→ Instructions to follow: Search the material and gather each line with "right" in it.

==== Rows

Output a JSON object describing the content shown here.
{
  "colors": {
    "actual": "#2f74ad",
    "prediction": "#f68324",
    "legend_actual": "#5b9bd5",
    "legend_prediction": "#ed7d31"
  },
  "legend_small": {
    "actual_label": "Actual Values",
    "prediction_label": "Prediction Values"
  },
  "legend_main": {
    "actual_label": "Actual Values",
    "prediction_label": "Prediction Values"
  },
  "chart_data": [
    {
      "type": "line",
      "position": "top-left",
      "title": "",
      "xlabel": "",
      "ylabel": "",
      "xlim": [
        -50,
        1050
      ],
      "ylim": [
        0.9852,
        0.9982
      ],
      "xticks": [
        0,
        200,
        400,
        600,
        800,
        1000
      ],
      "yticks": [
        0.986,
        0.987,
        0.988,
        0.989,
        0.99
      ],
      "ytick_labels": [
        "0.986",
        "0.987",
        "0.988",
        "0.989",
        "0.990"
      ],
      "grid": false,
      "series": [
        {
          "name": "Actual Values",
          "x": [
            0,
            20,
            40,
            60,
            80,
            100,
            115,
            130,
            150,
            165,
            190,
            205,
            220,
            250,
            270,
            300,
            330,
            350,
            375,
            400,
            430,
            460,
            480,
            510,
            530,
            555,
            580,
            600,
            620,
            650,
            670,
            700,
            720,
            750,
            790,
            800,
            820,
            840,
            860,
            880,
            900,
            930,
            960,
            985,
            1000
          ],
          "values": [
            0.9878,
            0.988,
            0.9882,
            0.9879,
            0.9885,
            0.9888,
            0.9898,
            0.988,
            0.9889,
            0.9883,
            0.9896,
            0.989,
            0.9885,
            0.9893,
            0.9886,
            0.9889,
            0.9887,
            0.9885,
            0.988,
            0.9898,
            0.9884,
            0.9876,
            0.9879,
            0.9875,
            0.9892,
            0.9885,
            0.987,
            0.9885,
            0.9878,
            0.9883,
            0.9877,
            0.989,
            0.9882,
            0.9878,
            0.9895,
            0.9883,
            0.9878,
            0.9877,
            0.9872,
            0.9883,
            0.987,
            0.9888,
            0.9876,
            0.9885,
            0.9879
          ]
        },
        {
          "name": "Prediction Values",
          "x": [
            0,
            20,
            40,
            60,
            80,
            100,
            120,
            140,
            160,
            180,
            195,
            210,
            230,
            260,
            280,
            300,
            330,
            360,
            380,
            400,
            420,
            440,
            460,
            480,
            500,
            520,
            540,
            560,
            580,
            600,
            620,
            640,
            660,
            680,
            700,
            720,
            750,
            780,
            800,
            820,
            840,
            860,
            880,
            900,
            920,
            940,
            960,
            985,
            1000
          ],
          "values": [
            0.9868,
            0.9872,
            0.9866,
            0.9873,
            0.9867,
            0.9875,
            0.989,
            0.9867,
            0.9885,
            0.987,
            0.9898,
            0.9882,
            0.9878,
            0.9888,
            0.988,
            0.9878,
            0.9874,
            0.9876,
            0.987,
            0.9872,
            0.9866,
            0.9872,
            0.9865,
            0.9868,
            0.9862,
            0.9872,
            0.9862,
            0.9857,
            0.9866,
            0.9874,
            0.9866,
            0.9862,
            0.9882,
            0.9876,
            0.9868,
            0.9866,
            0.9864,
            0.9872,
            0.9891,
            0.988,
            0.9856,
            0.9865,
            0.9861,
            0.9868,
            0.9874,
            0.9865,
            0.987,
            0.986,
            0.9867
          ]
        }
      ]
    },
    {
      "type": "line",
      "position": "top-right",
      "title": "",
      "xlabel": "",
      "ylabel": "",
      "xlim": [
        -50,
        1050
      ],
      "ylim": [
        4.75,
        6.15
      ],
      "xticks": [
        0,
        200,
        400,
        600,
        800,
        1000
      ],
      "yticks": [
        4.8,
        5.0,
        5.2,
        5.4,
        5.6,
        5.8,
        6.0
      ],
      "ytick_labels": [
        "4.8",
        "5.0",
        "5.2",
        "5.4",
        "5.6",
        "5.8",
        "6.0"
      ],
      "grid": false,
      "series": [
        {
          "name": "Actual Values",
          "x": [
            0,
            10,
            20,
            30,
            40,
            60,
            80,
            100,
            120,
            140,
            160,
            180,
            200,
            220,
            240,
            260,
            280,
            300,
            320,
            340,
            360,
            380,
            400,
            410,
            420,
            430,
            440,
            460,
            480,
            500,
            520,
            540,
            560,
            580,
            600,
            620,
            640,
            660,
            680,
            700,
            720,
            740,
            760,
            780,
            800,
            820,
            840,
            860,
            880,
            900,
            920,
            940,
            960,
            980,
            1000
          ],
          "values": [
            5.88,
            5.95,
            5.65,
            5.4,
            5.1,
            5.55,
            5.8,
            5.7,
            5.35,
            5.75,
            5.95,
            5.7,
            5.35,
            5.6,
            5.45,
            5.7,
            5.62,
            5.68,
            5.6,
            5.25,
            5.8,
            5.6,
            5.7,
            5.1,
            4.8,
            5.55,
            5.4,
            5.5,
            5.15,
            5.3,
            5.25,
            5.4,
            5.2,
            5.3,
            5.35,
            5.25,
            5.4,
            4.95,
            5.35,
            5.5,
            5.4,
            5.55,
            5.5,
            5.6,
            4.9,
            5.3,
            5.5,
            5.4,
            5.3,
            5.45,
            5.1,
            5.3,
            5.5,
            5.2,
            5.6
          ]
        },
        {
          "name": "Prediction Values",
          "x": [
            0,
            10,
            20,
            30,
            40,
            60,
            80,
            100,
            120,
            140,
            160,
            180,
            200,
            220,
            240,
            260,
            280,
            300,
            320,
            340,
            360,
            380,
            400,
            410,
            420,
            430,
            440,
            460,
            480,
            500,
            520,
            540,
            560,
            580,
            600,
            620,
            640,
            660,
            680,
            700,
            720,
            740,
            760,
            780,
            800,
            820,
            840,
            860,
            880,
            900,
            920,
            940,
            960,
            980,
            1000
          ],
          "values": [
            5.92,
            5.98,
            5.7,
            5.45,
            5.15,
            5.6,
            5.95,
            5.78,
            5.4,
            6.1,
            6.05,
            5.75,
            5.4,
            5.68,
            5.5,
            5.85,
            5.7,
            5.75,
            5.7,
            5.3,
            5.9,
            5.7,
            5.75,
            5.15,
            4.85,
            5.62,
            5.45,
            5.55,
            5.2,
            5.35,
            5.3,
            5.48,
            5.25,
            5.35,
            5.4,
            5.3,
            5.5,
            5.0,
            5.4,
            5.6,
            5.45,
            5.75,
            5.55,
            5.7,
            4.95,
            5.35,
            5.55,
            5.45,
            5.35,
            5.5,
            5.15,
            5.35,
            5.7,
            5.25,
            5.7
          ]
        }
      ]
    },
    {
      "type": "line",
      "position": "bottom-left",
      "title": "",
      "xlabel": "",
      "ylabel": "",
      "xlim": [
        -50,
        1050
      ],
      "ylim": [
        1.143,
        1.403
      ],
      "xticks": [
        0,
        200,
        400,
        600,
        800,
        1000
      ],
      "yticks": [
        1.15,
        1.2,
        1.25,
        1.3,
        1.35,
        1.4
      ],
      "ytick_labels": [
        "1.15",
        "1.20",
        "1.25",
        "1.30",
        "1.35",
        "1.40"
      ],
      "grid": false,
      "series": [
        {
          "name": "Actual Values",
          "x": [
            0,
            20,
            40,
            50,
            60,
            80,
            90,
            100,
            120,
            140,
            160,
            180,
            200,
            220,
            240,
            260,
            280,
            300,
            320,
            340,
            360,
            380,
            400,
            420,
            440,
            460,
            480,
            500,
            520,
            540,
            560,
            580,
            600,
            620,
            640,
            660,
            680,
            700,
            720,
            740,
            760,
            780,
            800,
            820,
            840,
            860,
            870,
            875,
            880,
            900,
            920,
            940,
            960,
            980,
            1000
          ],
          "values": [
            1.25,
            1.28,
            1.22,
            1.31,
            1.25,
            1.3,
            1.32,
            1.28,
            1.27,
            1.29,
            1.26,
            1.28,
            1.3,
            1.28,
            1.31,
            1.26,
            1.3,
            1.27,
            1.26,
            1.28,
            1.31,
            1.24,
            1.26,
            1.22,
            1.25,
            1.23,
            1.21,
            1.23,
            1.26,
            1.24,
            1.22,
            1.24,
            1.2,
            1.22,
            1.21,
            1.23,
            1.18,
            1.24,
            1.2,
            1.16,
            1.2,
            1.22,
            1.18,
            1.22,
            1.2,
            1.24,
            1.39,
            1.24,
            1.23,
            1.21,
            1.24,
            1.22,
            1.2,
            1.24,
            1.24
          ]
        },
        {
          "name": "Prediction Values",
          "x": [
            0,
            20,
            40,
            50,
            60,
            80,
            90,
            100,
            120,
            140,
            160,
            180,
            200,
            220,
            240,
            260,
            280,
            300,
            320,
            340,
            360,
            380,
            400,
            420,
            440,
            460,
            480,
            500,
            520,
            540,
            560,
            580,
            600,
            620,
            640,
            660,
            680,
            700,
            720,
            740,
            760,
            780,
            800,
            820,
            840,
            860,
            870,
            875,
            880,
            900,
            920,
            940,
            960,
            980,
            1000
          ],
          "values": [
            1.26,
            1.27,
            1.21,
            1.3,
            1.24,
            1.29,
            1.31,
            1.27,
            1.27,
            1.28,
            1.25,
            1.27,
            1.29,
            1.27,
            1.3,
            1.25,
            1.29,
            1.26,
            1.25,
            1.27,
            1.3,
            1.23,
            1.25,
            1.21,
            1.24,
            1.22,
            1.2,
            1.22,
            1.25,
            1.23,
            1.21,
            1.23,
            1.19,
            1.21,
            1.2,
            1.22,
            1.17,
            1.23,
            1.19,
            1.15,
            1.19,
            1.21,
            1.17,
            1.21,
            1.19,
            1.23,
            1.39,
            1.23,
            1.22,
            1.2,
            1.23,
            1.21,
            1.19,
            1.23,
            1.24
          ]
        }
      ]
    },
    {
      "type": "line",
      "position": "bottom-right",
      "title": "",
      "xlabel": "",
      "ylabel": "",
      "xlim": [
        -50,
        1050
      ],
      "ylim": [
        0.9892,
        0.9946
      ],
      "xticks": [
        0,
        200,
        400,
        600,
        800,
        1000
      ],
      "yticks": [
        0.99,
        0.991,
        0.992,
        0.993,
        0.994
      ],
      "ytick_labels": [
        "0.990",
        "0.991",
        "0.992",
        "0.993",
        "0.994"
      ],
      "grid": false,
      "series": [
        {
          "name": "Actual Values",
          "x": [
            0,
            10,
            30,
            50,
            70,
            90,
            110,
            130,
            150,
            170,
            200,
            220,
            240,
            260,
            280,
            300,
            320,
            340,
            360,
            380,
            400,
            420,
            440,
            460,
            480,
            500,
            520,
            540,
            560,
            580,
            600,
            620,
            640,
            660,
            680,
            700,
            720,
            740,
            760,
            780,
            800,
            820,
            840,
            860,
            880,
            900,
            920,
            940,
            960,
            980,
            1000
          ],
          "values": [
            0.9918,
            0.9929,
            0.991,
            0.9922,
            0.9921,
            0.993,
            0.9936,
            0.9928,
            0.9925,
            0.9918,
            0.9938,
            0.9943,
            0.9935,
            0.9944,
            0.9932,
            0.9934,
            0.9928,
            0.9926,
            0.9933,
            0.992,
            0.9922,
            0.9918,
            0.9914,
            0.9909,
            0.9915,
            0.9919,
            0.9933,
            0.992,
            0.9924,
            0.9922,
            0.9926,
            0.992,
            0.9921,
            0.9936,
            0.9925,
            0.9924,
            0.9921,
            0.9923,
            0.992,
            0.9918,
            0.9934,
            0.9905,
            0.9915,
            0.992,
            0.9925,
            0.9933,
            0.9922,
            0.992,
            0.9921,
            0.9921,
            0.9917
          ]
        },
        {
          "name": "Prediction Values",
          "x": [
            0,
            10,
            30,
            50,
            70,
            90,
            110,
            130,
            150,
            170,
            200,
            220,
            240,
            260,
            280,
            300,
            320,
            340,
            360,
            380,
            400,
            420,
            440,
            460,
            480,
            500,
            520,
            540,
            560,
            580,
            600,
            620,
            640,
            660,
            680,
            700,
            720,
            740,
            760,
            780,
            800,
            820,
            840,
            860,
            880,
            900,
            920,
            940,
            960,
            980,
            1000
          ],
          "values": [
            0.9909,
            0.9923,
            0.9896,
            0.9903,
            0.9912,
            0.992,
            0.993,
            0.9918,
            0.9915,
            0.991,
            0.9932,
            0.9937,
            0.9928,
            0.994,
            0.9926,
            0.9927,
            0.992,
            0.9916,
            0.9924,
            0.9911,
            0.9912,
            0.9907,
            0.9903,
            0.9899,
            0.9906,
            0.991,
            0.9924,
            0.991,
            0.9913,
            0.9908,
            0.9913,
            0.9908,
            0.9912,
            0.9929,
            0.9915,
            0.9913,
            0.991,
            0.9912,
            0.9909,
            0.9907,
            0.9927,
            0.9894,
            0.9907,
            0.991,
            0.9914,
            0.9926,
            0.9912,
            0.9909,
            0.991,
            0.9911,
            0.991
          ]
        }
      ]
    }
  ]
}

========

→ Answer to the task:
      "position": "top-right",
      "position": "bottom-right",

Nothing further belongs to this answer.